**Data extract**
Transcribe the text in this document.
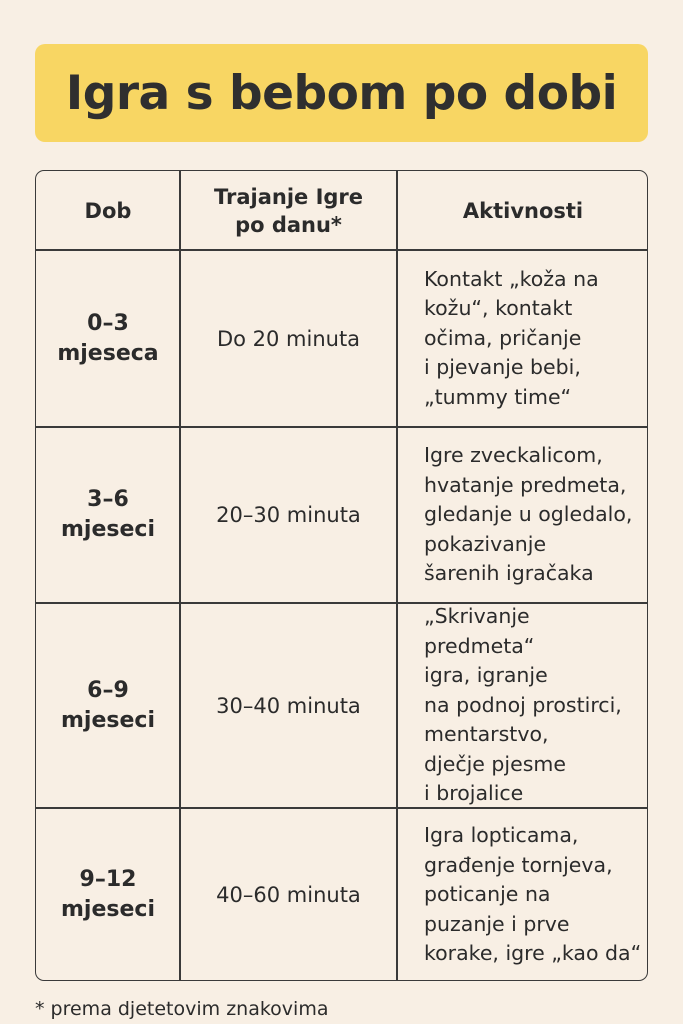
Igra s bebom po dobi
Dob
Trajanje Igre
po danu*
Aktivnosti
0–3
mjeseca
Do 20 minuta
Kontakt „koža na
kožu“, kontakt
očima, pričanje
i pjevanje bebi,
„tummy time“
3–6
mjeseci
20–30 minuta
Igre zveckalicom,
hvatanje predmeta,
gledanje u ogledalo,
pokazivanje
šarenih igračaka
6–9
mjeseci
30–40 minuta
„Skrivanje predmeta“
igra, igranje
na podnoj prostirci,
mentarstvo,
dječje pjesme
i brojalice
9–12
mjeseci
40–60 minuta
Igra lopticama,
građenje tornjeva,
poticanje na
puzanje i prve
korake, igre „kao da“
* prema djetetovim znakovima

**Exercise aim**
Reproduce all entries without any change, and omit the pictures.

**Solution to this task**
Transcribe the text in this document.
Igra s bebom po dobi
Dob
Trajanje Igre
po danu*
Aktivnosti
0–3
mjeseca
Do 20 minuta
Kontakt „koža na
kožu“, kontakt
očima, pričanje
i pjevanje bebi,
„tummy time“
3–6
mjeseci
20–30 minuta
Igre zveckalicom,
hvatanje predmeta,
gledanje u ogledalo,
pokazivanje
šarenih igračaka
6–9
mjeseci
30–40 minuta
„Skrivanje predmeta“
igra, igranje
na podnoj prostirci,
mentarstvo,
dječje pjesme
i brojalice
9–12
mjeseci
40–60 minuta
Igra lopticama,
građenje tornjeva,
poticanje na
puzanje i prve
korake, igre „kao da“
* prema djetetovim znakovima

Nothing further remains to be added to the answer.